▶ [THE EXERCISE]: Each line of the material below that holds the word "Министерство" needs to be copied.

## START DATASET ROWS

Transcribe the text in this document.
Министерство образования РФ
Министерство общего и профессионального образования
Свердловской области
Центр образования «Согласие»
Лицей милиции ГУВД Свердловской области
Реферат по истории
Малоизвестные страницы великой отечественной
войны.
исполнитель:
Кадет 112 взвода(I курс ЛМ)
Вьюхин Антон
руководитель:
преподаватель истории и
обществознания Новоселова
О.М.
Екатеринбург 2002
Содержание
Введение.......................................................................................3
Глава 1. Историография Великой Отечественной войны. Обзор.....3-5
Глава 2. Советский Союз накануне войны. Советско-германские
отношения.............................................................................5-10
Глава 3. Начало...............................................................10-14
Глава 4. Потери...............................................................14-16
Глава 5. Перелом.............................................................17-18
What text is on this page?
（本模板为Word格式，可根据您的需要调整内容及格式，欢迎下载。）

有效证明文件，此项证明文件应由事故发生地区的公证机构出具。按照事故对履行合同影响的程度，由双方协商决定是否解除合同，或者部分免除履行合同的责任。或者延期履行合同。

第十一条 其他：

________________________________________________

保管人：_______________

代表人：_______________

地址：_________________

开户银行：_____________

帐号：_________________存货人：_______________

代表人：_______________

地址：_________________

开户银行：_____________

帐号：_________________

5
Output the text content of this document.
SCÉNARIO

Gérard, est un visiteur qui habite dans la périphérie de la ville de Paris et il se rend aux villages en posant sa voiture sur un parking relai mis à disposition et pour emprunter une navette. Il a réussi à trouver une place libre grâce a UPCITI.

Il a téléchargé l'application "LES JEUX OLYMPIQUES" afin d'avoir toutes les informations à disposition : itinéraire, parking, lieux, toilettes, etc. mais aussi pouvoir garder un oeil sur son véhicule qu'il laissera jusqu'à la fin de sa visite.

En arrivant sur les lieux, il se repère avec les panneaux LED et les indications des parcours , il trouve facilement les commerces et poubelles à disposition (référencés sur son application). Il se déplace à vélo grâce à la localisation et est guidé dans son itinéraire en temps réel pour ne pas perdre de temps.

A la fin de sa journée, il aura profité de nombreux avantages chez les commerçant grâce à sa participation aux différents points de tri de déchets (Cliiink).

## END DATASET ROWS

▶ [ANSWER BELOW]:
Министерство образования РФ
Министерство общего и профессионального образования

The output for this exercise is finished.